DOCUMENT TEXT:
◇ ◇ ◇ ◇
Electronic dependency series.

The year I did these my teacher was an "your art has to be socially relevent or else why make it" kind of guy. Sadly, mailboxes wouldn't be cutting it anymore. These pieces had to be introspective and deep and most importantly linked.

I chose to do our relationship with electricity 1) after reading the book American Gods by Neil Gaimen the second time and loving the portrayal of the 'New Gods' of technology and 2) an incident where I left my phone at home and all hell broke loose because people couldn't get a hold of me for three hours. THREE HOURS is apparently enough time for all my extracurricular activities to explode, a frequent texter to stalwartly believe I no longer love her and my mom to get "worried" when I didn't immediately return her call. It was at that moment I realized how insanely dependent we are on electricity and being "hooked up" and "plugged in".
◇ ◇ ◇ ◇
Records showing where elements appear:
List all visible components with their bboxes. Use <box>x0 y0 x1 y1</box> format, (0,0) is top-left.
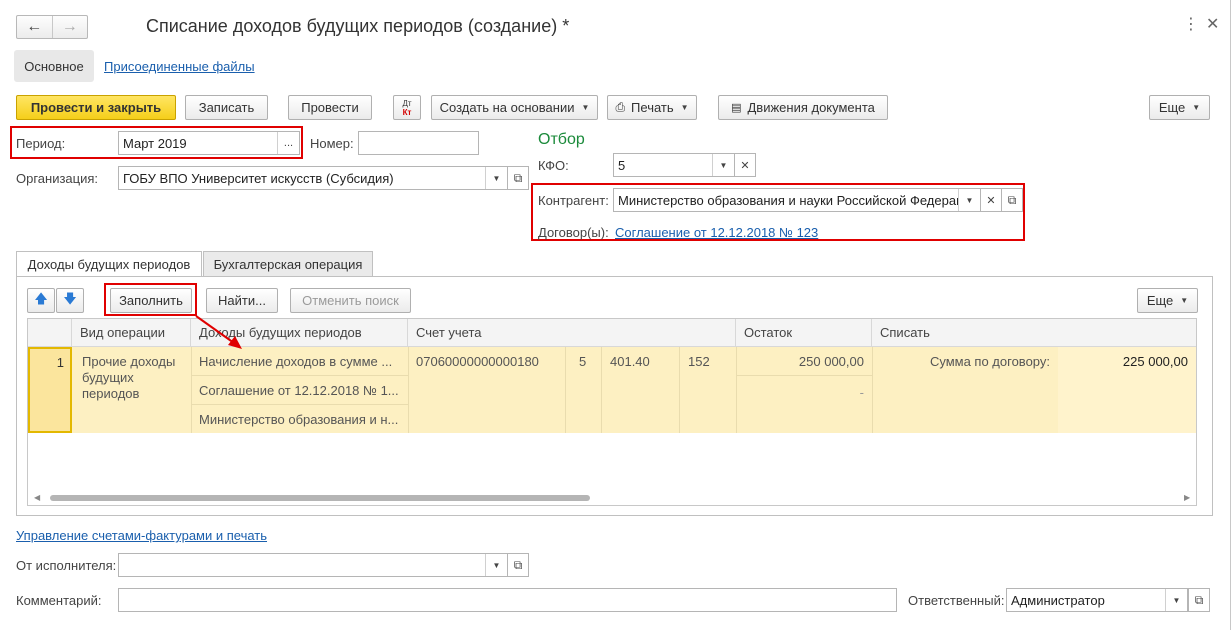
open-window-icon[interactable]: ⧉ <box>507 553 529 577</box>
table-header-num <box>28 319 72 347</box>
horizontal-scrollbar[interactable]: ◀ ▶ <box>28 491 1196 505</box>
responsible-value: Администратор <box>1011 592 1105 608</box>
post-button[interactable]: Провести <box>288 95 372 120</box>
table-row[interactable]: 1 Прочие доходы будущих периодов Начисле… <box>28 347 1196 433</box>
period-label: Период: <box>16 136 66 151</box>
more-label: Еще <box>1158 100 1186 115</box>
cancel-search-button[interactable]: Отменить поиск <box>290 288 411 313</box>
organization-field[interactable]: ГОБУ ВПО Университет искусств (Субсидия)… <box>118 166 508 190</box>
tab-accounting-operation[interactable]: Бухгалтерская операция <box>203 251 373 277</box>
table-more-label: Еще <box>1146 293 1174 308</box>
window-title: Списание доходов будущих периодов (созда… <box>146 16 570 36</box>
account-cell: 07060000000000180 <box>416 354 539 369</box>
more-vertical-icon[interactable]: ⋮ <box>1183 14 1199 34</box>
open-window-icon[interactable]: ⧉ <box>507 166 529 190</box>
contractor-label: Контрагент: <box>538 193 609 208</box>
number-field[interactable] <box>358 131 479 155</box>
responsible-label: Ответственный: <box>908 593 1005 608</box>
dtkt-icon[interactable]: Дт Кт <box>393 95 421 120</box>
movements-label: Движения документа <box>747 100 875 115</box>
print-button[interactable]: ⎙ Печать ▼ <box>607 95 697 120</box>
close-icon[interactable]: ✕ <box>1206 14 1219 34</box>
comment-label: Комментарий: <box>16 593 102 608</box>
open-window-icon[interactable]: ⧉ <box>1001 188 1023 212</box>
invoices-management-link[interactable]: Управление счетами-фактурами и печать <box>16 528 267 543</box>
scrollbar-thumb[interactable] <box>50 495 590 501</box>
contractor-value: Министерство образования и науки Российс… <box>618 192 958 208</box>
income-cell-contractor: Министерство образования и н... <box>199 412 399 427</box>
open-window-icon[interactable]: ⧉ <box>1188 588 1210 612</box>
income-cell-contract: Соглашение от 12.12.2018 № 1... <box>199 383 399 398</box>
create-based-on-label: Создать на основании <box>439 100 575 115</box>
responsible-field[interactable]: Администратор ▼ <box>1006 588 1188 612</box>
kfo-cell: 5 <box>579 354 587 369</box>
table-header-write-off[interactable]: Списать <box>872 319 1196 347</box>
forward-arrow-icon[interactable]: → <box>51 16 88 38</box>
annotation-arrow-icon <box>195 315 242 349</box>
balance-cell: 250 000,00 <box>798 354 864 369</box>
contract-link[interactable]: Соглашение от 12.12.2018 № 123 <box>615 225 818 240</box>
scroll-right-icon[interactable]: ▶ <box>1184 493 1190 502</box>
scroll-left-icon[interactable]: ◀ <box>34 493 40 502</box>
kosgu-cell: 152 <box>688 354 710 369</box>
dt-label: Дт <box>402 98 412 108</box>
table-header-account[interactable]: Счет учета <box>408 319 736 347</box>
save-button[interactable]: Записать <box>185 95 268 120</box>
post-and-close-button[interactable]: Провести и закрыть <box>16 95 176 120</box>
ellipsis-icon[interactable]: ... <box>277 132 299 154</box>
kps-cell: 401.40 <box>610 354 650 369</box>
clear-icon[interactable]: ✕ <box>734 153 756 177</box>
move-up-icon[interactable]: 🡅 <box>27 288 55 313</box>
executor-label: От исполнителя: <box>16 558 117 573</box>
document-movements-button[interactable]: ▤ Движения документа <box>718 95 888 120</box>
balance-sub-cell: - <box>859 385 864 400</box>
kfo-field[interactable]: 5 ▼ <box>613 153 735 177</box>
back-arrow-icon[interactable]: ← <box>17 16 52 38</box>
write-off-value[interactable]: 225 000,00 <box>1062 354 1188 369</box>
comment-field[interactable] <box>118 588 897 612</box>
chevron-down-icon[interactable]: ▼ <box>712 154 734 176</box>
kfo-value: 5 <box>618 157 626 173</box>
kt-label: Кт <box>402 107 412 117</box>
chevron-down-icon: ▼ <box>1192 103 1201 112</box>
table-header-op-type[interactable]: Вид операции <box>72 319 191 347</box>
tab-future-income[interactable]: Доходы будущих периодов <box>16 251 202 277</box>
executor-field[interactable]: ▼ <box>118 553 508 577</box>
row-number: 1 <box>28 347 72 433</box>
contractor-field[interactable]: Министерство образования и науки Российс… <box>613 188 981 212</box>
income-cell-accrual: Начисление доходов в сумме ... <box>199 354 393 369</box>
printer-icon: ⎙ <box>615 100 626 114</box>
clear-icon[interactable]: ✕ <box>980 188 1002 212</box>
print-label: Печать <box>631 100 674 115</box>
organization-label: Организация: <box>16 171 99 186</box>
chevron-down-icon[interactable]: ▼ <box>485 554 507 576</box>
chevron-down-icon: ▼ <box>1180 296 1189 305</box>
chevron-down-icon[interactable]: ▼ <box>1165 589 1187 611</box>
table-header-balance[interactable]: Остаток <box>736 319 872 347</box>
chevron-down-icon: ▼ <box>581 103 590 112</box>
chevron-down-icon[interactable]: ▼ <box>958 189 980 211</box>
attached-files-link[interactable]: Присоединенные файлы <box>104 59 255 74</box>
op-type-cell: Прочие доходы будущих периодов <box>82 354 176 401</box>
number-label: Номер: <box>310 136 354 151</box>
more-button[interactable]: Еще ▼ <box>1149 95 1210 120</box>
move-down-icon[interactable]: 🡇 <box>56 288 84 313</box>
write-off-label: Сумма по договору: <box>929 354 1050 369</box>
create-based-on-button[interactable]: Создать на основании ▼ <box>431 95 598 120</box>
contract-label: Договор(ы): <box>538 225 609 240</box>
nav-buttons: ← → <box>16 15 88 39</box>
tab-main[interactable]: Основное <box>14 50 94 82</box>
table-more-button[interactable]: Еще ▼ <box>1137 288 1198 313</box>
organization-value: ГОБУ ВПО Университет искусств (Субсидия) <box>123 170 394 186</box>
filter-title: Отбор <box>538 131 585 148</box>
period-field[interactable]: Март 2019 ... <box>118 131 300 155</box>
period-value: Март 2019 <box>123 135 187 151</box>
fill-button[interactable]: Заполнить <box>110 288 192 313</box>
chevron-down-icon: ▼ <box>680 103 689 112</box>
report-chart-icon: ▤ <box>731 102 742 114</box>
chevron-down-icon[interactable]: ▼ <box>485 167 507 189</box>
kfo-label: КФО: <box>538 158 569 173</box>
◇ ◇ ◇ ◇
DIRECTIONS:
(1) According to the text on the electronic dependency series, why did the writer pick our relationship with electricity as the subject? Answer in one to three sentences.
(2) In the electronic dependency series text, how long were people unable to reach the writer after the phone was left at home?
(3) Continue the writer's account of the electronic dependency series, starting right after its final sentence.
These rows have no connection to the text about the electronic dependency series.

TASK-BY-TASK RESULTS:
(1) The writer chose it after reading the book American Gods a second time and loving its portrayal of the "New Gods" of technology. It also came from an incident where the writer left their phone at home and people couldn't reach them for three hours, which made the writer realize how dependent we are on electricity and being "hooked up" and "plugged in".

(2) Three hours.

(3)
This first image is an Intaglio/ Silkscreen, an etching combined with a screen print over it. It's actually a waterbased ink silkscreen over an oil based etching print and everyone is freaking out that this will cause cracking on their own work, but mine hasn't seemed to crackle of at all yet. It has a 'St. Anthony tormented by Demons' kind of demon in it. It's an awesome engraving by Martin Schongauer- here you see the little guys and a super bored looking St. Anthony-


I loved drawing him, and at the same time I was in figure drawing doing bones and things, so I incorporated everything I was learning at the time into it.



For this one, a silkscreen, I struggled so much getting the colors to go that I kind of flunked it. The ones that lined up were cool,I liked the design idea and I loved using the cord to make an object. My friend had to help me with the dot matrix work in Adobe Photoshop as I am technologically defunct.



This last is a summer removed from the others, keeping with the theme of electrical cords being used to create form or tie and bind us to an abstract thing like electricity. I used a '70s palette with school bus orange and avocado green type colors- it reminded me of ugly hippie wallpaper. I was in an Escher fan faze, and I did Escher-esque plugs that can stack infinitely. I love it, and I still use pretty much these colors in many of my prints today, often layered differently for different effects.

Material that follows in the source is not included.